El más célebre de todos los autócratas haitianos fue, sin duda alguna, François Duvalier, Papa Doc, un sátrapa que llegó al poder en 1957 para instaurar una dictadura familiar a sangre y fuego apoyado en una guardia personal terrorífica, los tonton macoutes, que depredó económicamente el país. El clan Duvalier -a François le sucedió su hijo Jean-Claude Baby Doc-, destinó la mitad de los ingresos nacionales a sufragar su siniestra policía privada que despachaba a destajo cuellos disidentes para tranquilidad de palacio y complacencia de la oligarquía mulata o afrancesada. Su sanguinaria dominación duró 29 años y sumió a la población en un profundo conjuro de tinieblas, una extraña mezcla explosiva de miedo, racismo, hambre y vudú.
Abandonada la esperanza,
Con un analfabetismo del 70%, legiones de haitianos se aventuraron en pateras rumbo a Estados Unidos o cruzaron la frontera con la República Dominicana para trabajar de macheteros en la zafra de una nación mulata que aborrece su negritud. El cuartelazo de 1986 contra Jean-Claude Duvalier tampoco significó una mejora sustancial del nivel de vida. La esperanza de vida retrocedió de los 60 a los 53 años y la precariedad laboral aumentó de tal forma que sólo 110.000 de los 8 millones de habitantes tenían un empleo estable antes del demoledor terromoto de 2010.

_Registros extraídos:_
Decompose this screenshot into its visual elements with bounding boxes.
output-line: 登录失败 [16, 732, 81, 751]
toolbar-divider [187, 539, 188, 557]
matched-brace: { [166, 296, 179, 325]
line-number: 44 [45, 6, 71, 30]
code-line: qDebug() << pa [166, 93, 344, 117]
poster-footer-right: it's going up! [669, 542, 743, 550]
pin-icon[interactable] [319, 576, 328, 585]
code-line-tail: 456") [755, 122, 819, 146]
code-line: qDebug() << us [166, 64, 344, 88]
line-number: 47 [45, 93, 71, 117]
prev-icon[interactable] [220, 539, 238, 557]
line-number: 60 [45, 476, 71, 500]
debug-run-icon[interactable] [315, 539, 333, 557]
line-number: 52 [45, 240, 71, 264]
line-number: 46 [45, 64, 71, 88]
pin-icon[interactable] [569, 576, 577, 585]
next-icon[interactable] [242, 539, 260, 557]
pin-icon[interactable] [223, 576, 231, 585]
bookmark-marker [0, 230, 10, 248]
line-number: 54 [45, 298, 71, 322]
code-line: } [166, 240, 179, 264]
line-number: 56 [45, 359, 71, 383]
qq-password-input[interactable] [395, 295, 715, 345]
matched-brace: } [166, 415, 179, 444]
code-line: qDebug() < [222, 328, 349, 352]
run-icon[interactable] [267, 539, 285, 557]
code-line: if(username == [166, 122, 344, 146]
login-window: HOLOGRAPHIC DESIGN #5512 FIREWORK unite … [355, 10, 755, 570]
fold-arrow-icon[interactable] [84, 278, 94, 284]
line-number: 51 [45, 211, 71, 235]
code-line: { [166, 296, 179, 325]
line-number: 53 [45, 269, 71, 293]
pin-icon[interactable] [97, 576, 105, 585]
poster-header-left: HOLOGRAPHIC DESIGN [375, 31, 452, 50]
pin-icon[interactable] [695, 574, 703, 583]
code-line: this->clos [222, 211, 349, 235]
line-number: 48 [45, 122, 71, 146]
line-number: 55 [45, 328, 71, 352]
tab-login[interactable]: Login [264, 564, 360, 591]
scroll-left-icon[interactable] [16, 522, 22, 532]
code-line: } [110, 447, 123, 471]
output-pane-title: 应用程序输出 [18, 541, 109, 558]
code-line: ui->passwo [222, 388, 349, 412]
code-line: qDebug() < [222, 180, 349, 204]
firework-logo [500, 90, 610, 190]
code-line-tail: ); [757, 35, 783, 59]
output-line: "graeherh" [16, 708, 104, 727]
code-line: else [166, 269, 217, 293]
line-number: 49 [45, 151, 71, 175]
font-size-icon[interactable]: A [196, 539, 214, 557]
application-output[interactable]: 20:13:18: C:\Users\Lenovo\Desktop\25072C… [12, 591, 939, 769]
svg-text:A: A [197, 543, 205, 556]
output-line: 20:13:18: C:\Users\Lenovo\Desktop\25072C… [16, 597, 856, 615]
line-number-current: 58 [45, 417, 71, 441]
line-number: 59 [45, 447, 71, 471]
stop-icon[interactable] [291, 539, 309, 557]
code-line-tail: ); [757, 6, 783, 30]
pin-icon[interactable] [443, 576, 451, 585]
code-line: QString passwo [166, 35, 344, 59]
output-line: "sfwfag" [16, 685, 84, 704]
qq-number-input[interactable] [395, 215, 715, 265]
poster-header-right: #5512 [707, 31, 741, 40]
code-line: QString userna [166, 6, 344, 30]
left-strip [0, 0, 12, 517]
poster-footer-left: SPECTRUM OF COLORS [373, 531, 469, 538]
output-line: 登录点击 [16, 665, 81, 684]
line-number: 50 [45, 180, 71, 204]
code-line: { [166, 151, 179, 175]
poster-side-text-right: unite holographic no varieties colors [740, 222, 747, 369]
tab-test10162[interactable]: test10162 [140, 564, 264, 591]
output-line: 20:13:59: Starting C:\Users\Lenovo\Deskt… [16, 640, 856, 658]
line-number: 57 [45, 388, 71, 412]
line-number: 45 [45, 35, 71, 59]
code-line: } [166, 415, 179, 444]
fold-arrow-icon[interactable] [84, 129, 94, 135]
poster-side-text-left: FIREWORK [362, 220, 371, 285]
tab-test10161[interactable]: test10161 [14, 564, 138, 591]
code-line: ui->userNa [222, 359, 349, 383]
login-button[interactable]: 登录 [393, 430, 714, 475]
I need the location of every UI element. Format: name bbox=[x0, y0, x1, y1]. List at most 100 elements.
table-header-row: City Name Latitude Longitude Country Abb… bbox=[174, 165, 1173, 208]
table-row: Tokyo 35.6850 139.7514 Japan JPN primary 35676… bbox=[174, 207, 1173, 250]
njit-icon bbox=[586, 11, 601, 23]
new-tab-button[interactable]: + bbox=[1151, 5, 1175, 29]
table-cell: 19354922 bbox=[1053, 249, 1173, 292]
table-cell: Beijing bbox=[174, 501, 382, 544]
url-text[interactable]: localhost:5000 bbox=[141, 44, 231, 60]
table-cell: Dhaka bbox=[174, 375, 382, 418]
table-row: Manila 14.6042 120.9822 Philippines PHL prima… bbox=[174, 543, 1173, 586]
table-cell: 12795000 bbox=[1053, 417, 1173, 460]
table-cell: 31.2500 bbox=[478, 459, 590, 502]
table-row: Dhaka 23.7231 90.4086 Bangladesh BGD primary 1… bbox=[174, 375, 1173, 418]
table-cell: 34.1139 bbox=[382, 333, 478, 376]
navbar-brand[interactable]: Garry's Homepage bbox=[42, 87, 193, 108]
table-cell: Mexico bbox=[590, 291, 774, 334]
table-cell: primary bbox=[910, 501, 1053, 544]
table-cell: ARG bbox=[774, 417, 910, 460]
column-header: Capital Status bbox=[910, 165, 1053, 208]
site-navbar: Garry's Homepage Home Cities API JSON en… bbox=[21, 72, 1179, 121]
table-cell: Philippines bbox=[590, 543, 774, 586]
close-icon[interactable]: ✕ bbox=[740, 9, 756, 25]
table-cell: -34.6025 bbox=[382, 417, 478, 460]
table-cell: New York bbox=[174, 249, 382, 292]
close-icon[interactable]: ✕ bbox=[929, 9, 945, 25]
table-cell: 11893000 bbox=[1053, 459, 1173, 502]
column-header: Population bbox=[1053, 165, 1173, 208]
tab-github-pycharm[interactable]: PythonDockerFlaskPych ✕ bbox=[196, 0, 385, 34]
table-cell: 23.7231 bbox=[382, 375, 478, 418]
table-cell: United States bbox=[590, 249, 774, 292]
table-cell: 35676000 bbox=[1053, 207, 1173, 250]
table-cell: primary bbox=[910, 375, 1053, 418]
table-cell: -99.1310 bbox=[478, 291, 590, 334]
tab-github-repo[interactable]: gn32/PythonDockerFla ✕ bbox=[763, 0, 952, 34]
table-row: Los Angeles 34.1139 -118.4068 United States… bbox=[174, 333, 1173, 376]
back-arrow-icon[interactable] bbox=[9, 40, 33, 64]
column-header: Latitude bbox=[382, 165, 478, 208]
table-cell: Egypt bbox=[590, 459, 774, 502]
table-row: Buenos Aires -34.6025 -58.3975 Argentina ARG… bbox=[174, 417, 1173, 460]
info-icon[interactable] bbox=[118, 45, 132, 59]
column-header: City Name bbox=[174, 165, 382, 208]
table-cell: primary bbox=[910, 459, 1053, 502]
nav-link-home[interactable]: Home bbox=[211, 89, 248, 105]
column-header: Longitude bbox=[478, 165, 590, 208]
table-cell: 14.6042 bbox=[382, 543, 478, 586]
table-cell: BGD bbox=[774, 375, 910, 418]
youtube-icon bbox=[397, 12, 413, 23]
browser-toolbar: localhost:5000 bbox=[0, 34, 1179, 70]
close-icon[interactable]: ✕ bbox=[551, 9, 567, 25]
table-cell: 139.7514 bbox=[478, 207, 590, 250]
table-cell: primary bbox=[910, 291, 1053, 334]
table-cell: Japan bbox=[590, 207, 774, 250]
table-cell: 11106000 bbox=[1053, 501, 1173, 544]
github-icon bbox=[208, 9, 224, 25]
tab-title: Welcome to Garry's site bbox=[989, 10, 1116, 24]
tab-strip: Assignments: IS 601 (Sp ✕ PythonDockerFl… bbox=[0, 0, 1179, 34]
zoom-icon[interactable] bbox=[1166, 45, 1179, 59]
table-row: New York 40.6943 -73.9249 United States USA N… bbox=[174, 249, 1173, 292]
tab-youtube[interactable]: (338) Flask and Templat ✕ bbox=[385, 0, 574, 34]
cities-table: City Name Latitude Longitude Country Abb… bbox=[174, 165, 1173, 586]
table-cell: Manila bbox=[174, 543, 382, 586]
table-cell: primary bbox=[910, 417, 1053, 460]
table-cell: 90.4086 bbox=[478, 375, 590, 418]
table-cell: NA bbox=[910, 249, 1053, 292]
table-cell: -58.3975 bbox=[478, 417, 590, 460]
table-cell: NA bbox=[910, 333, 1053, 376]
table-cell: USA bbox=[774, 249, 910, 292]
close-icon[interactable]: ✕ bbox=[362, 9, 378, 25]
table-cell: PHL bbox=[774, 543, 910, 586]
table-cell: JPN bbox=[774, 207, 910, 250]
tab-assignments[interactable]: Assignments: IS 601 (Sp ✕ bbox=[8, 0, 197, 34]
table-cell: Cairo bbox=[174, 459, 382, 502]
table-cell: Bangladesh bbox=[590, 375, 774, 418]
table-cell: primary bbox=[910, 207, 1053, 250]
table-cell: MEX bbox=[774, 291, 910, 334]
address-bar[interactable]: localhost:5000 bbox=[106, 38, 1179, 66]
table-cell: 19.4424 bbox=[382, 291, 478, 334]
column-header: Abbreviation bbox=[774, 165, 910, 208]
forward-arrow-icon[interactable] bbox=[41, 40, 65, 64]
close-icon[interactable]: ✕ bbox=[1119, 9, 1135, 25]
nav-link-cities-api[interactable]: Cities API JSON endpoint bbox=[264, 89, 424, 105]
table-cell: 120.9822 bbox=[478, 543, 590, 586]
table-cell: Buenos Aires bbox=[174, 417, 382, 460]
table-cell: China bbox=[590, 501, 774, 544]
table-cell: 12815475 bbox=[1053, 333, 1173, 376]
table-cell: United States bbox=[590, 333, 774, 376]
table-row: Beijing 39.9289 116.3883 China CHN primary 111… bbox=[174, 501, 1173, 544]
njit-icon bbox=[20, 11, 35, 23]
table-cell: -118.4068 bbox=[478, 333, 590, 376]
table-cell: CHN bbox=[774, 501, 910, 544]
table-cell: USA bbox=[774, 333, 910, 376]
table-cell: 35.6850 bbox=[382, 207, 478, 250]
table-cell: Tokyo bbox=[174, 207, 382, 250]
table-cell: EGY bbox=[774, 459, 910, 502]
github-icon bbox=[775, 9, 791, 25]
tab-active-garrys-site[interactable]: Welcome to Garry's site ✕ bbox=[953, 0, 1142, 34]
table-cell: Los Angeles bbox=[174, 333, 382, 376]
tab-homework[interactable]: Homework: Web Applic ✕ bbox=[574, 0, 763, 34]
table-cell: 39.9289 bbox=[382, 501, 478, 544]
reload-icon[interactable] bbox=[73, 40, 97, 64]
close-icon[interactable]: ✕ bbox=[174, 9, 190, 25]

_ACCIONES A REALIZAR:_
• 1. Enumere los componentes de la mezcla explosiva que, según el texto sobre los Duvalier, sumió a la población en un profundo conjuro de tinieblas.
• 2. Copie el fragmento del texto sobre los Duvalier que comienza en "El más célebre" y termina en "hambre y vudú.", y cambie "sátrapa" por "tirano".
Responda basándose exclusivamente en el texto.

_RESPUESTAS POR TAREA:_
• 1. Miedo, racismo, hambre y vudú.

• 2.
El más célebre de todos los autócratas haitianos fue, sin duda alguna, François Duvalier, Papa Doc, un tirano que llegó al poder en 1957 para instaurar una dictadura familiar a sangre y fuego apoyado en una guardia personal terrorífica, los tonton macoutes, que depredó económicamente el país. El clan Duvalier -a François le sucedió su hijo Jean-Claude Baby Doc-, destinó la mitad de los ingresos nacionales a sufragar su siniestra policía privada que despachaba a destajo cuellos disidentes para tranquilidad de palacio y complacencia de la oligarquía mulata o afrancesada. Su sanguinaria dominación duró 29 años y sumió a la población en un profundo conjuro de tinieblas, una extraña mezcla explosiva de miedo, racismo, hambre y vudú.